Event Coverage
Hands-on with the new Apple MacBook Air with Retina display
By Kenny Yeo - 8 Nov 2018,5:52pm

Hands-on with the new Apple MacBook Air with Retina display

Note: This article was first published on 30th October 2018 and is re-published as the MacBook Air is now available in retail.

The new MacBook Air comes in three finishes: space grey, silver, and gold.

It has taken a while but the MacBook Air has finally been refreshed with a new display, new internals, and a slightly updated design. You have probably read about it first here but I’m going to tell you my first impressions about the machine having spent a couple of minutes with it at the event.

The new MacBook Air looks familiar. It retains its iconic wedge design and it is still made out of aluminum (100% recycled aluminum to be exact) but it is thinner and lighter. Thickness is down from 17mm to 15.6mm while weight is down from 1.34kg to 1.25kg. In terms of overall volume, the new MacBook Air 17% more compact. The old model was getting porky and I’m happy to report that in my hands, the MacBook Air felt comparable to the current generation of thin and light ultraportable notebooks. There are certainly thinner and lighter notebooks around but the new MacBook Air certainly feels light and portable enough.

Finaly, a Retina display for the MacBook Air!

Arguably the biggest news about the new MacBook Air is the display. It finally has a Retina display. It is 13.3-inch large and has a display resolution of 2,560 x 1,600 pixels giving it a pixel density count of 227 PPI. Unsurprisingly, like all other MacBook notebooks, it looks great with nice colors and good viewing angles. But because of its glossy finish, glare and reflections can be a problem. That said, there’s no TrueTone here nor is there support for the wider P3 color space. If that is important to you, you need to look at the MacBook Pro.

++++++++++++++++++++

--- Task details ---
In the MacBook Air hands-on article, what is the resolution of the new Retina display?

++++++++++++++++++++

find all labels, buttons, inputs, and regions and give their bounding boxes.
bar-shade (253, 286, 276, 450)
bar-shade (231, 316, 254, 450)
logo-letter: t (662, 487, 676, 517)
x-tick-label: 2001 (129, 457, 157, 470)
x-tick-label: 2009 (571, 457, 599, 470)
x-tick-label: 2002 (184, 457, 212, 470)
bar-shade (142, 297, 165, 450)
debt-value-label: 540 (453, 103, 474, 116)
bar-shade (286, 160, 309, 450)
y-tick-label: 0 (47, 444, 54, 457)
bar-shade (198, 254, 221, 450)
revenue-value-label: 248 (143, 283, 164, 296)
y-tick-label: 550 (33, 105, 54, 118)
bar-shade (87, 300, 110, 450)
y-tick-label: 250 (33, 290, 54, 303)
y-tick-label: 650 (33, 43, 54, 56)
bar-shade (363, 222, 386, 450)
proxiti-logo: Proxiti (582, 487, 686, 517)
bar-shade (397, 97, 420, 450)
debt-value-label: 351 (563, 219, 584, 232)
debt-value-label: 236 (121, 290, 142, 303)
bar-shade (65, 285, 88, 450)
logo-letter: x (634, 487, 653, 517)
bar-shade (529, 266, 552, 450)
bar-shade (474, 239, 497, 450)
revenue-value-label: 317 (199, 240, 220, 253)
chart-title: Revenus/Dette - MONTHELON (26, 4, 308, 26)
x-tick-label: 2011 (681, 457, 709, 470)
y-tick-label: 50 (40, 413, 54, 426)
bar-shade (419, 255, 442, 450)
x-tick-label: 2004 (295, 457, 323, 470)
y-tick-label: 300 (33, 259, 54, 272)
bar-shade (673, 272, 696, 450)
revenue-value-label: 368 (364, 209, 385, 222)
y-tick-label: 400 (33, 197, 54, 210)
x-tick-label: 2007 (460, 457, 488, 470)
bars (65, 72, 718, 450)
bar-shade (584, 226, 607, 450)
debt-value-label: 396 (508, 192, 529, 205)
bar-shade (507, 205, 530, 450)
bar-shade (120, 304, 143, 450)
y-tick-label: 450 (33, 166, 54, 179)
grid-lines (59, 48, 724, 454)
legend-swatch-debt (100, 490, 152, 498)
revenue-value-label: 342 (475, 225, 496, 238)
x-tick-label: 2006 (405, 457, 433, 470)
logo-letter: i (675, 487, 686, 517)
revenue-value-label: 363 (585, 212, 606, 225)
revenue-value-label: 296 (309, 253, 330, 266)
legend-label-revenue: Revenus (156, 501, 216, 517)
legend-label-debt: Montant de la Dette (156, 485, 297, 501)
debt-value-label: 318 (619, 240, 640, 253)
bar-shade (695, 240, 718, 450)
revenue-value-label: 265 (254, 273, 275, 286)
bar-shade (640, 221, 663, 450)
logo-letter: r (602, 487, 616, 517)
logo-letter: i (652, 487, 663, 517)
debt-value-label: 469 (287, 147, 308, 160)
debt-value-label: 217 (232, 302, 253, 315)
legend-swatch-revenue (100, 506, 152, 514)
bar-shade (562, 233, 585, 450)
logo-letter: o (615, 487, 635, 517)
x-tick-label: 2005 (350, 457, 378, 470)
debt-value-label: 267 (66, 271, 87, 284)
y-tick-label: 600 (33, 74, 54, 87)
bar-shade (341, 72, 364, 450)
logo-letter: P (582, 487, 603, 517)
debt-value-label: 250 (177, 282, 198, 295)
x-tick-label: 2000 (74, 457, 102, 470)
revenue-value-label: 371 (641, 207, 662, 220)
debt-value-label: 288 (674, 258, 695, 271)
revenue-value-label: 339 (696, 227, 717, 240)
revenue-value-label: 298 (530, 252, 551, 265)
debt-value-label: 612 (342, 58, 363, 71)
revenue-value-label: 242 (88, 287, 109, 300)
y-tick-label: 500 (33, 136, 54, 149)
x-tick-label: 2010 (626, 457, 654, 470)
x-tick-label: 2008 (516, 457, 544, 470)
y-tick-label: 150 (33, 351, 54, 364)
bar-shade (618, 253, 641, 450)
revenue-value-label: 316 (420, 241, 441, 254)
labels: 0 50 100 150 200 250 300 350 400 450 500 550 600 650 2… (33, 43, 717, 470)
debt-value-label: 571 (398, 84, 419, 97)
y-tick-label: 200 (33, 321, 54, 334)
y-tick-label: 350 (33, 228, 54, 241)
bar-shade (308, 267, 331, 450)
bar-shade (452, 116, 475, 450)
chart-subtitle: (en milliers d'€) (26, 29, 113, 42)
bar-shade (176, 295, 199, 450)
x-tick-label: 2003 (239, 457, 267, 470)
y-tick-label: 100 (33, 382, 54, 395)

++++++++++++++++++++

--- Written solution ---
2,560 x 1,600 pixels